Passage to read
□ □ □

Plainly: don't use Cassandra for applications that require
transactions. However, if you can express your app without the need of
transactions, that where Cassandra really shines.

+1 on Nate's recommendation to read the Helland paper.

Contentiously,
Dave

On Wed, Feb 16, 2011 at 2:20 PM, Nate McCall <na...@datastax.com> wrote:

> I found the following paper (PDF) very helpful in shaping my thoughts
> about what it means to build systems without transactions.
>
> http://www.ics.uci.edu/~cs223/papers/cidr07p15.pdf
>
> "LIfe Beyond Distributed Transactions: an Apostate's Opinion" by Pat
> Helland
>
> On Wed, Feb 16, 2011 at 2:00 PM, tijoriwala.ritesh
> <ti...@gmail.com> wrote:
> >
> > Thanks a lot Anthony. That does help me think on possible options...
> > --
> > View this message in context:
> http://cassandra-user-incubator-apache-org.3065146.n2.nabble.com/Patterns-for-writing-enterprise-applications-on-cassandra-tp6030077p6033316.html
> > Sent from the cassandra-user@incubator.apache.org mailing list archive
> at Nabble.com.
> >
>

Re: Patterns for writing enterprise applications on cassandra

Posted by Nate McCall <na...@datastax.com>.

I found the following paper (PDF) very helpful in shaping my thoughts
about what it means to build systems without transactions.

http://www.ics.uci.edu/~cs223/papers/cidr07p15.pdf

"LIfe Beyond Distributed Transactions: an Apostate's Opinion" by Pat Helland

On Wed, Feb 16, 2011 at 2:00 PM, tijoriwala.ritesh
<ti...@gmail.com> wrote:
>
> Thanks a lot Anthony. That does help me think on possible options...
> --
> View this message in context: http://cassandra-user-incubator-apache-org.3065146.n2.nabble.com/Patterns-for-writing-enterprise-applications-on-cassandra-tp6030077p6033316.html
> Sent from the cassandra-user@incubator.apache.org mailing list archive at Nabble.com.

□ □ □

Data excerpt
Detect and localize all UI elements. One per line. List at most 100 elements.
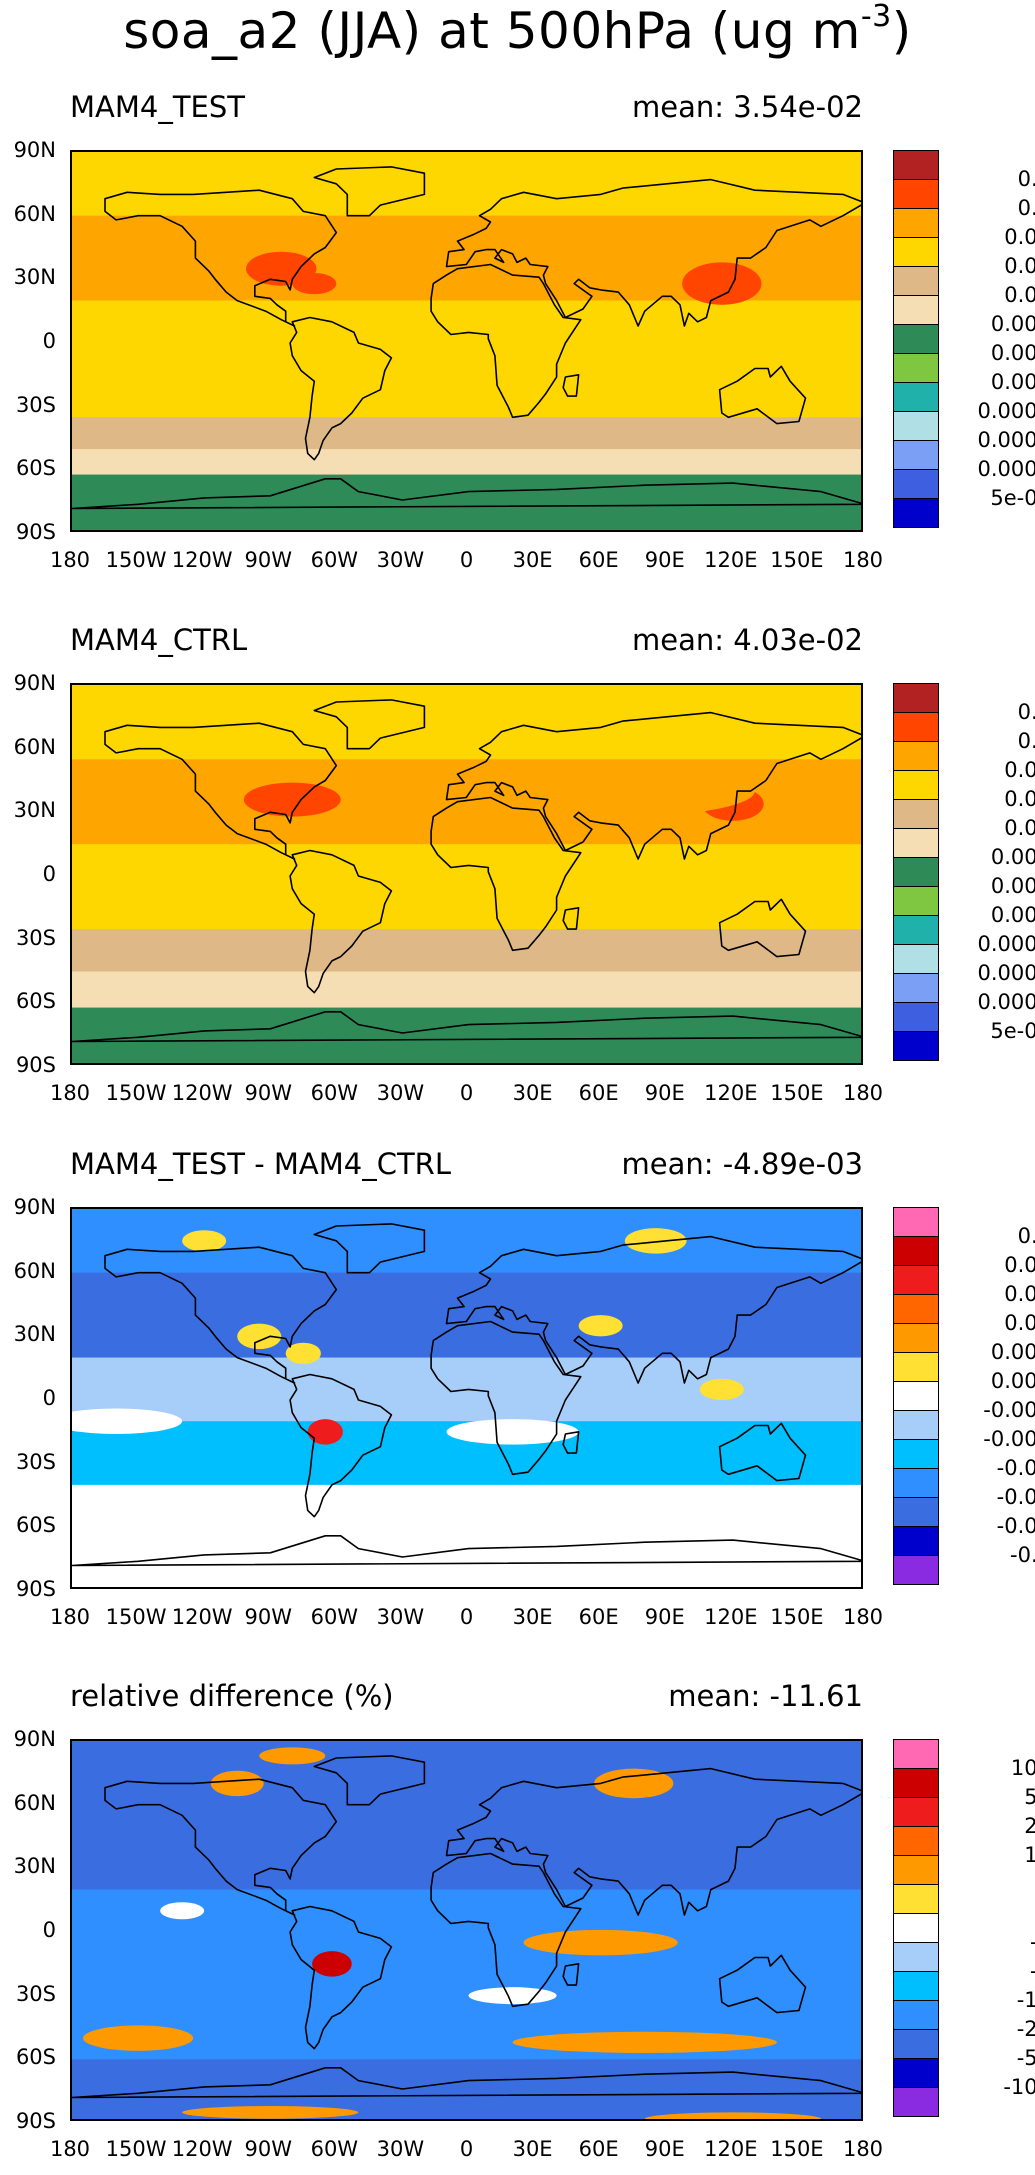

□ □ □

Reproduce the mailing-list thread on Cassandra and transactions, shown above, word for word and in full, from its first line to its last.

Result for this task
Plainly: don't use Cassandra for applications that require
transactions. However, if you can express your app without the need of
transactions, that where Cassandra really shines.

+1 on Nate's recommendation to read the Helland paper.

Contentiously,
Dave

On Wed, Feb 16, 2011 at 2:20 PM, Nate McCall <na...@datastax.com> wrote:

> I found the following paper (PDF) very helpful in shaping my thoughts
> about what it means to build systems without transactions.
>
> http://www.ics.uci.edu/~cs223/papers/cidr07p15.pdf
>
> "LIfe Beyond Distributed Transactions: an Apostate's Opinion" by Pat
> Helland
>
> On Wed, Feb 16, 2011 at 2:00 PM, tijoriwala.ritesh
> <ti...@gmail.com> wrote:
> >
> > Thanks a lot Anthony. That does help me think on possible options...
> > --
> > View this message in context:
> http://cassandra-user-incubator-apache-org.3065146.n2.nabble.com/Patterns-for-writing-enterprise-applications-on-cassandra-tp6030077p6033316.html
> > Sent from the cassandra-user@incubator.apache.org mailing list archive
> at Nabble.com.
> >
>

Re: Patterns for writing enterprise applications on cassandra

Posted by Nate McCall <na...@datastax.com>.

I found the following paper (PDF) very helpful in shaping my thoughts
about what it means to build systems without transactions.

http://www.ics.uci.edu/~cs223/papers/cidr07p15.pdf

"LIfe Beyond Distributed Transactions: an Apostate's Opinion" by Pat Helland

On Wed, Feb 16, 2011 at 2:00 PM, tijoriwala.ritesh
<ti...@gmail.com> wrote:
>
> Thanks a lot Anthony. That does help me think on possible options...
> --
> View this message in context: http://cassandra-user-incubator-apache-org.3065146.n2.nabble.com/Patterns-for-writing-enterprise-applications-on-cassandra-tp6030077p6033316.html
> Sent from the cassandra-user@incubator.apache.org mailing list archive at Nabble.com.